[TEXTAUSSCHNITT]
---+---

Zwei Maßnahmen, welche die so genannte Fratzscher-Kommission empfiehlt, will die Bundesregierung zügig umsetzen. Zum einen sollen Haushaltsüberschüsse nicht wie bisher in die Schuldentilgung fließen, sondern für mehr Investitionen genutzt werden. Der Bund werde alle Spielräume, die er durch seine nachhaltige Haushaltspolitik gewinne, für zusätzliche Investitionen in die öffentliche Infrastruktur nutzen. Der Überschuss im Jahr 2014 ist zum Teil bereits dafür vorgesehen, nun soll nach Schäubles Worten auch künftig so verfahren werden.

Eine neue Gesellschaft für Bundesfernstraßen?

---+---

[BEREITGESTELLTE DATEN]

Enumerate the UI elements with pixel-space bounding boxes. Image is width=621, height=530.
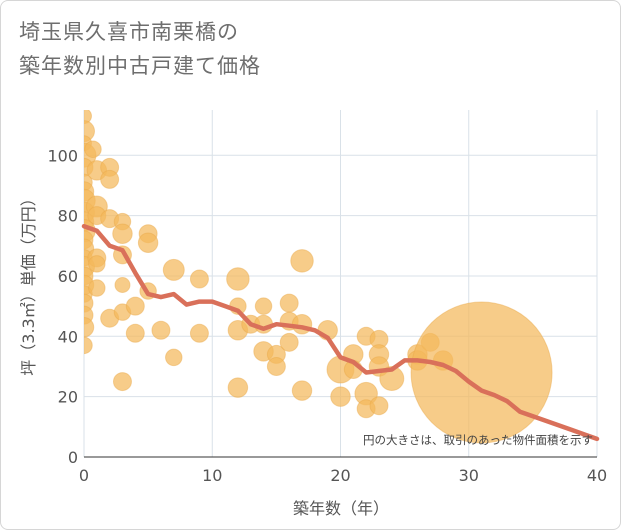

---+---

[DEINE AUFGABE]
Wie lautet der Textausschnitt oben zu den Empfehlungen der Fratzscher-Kommission? Gib ihn vollständig und unverändert wieder.

[ERGEBNIS]
Zwei Maßnahmen, welche die so genannte Fratzscher-Kommission empfiehlt, will die Bundesregierung zügig umsetzen. Zum einen sollen Haushaltsüberschüsse nicht wie bisher in die Schuldentilgung fließen, sondern für mehr Investitionen genutzt werden. Der Bund werde alle Spielräume, die er durch seine nachhaltige Haushaltspolitik gewinne, für zusätzliche Investitionen in die öffentliche Infrastruktur nutzen. Der Überschuss im Jahr 2014 ist zum Teil bereits dafür vorgesehen, nun soll nach Schäubles Worten auch künftig so verfahren werden.

Eine neue Gesellschaft für Bundesfernstraßen?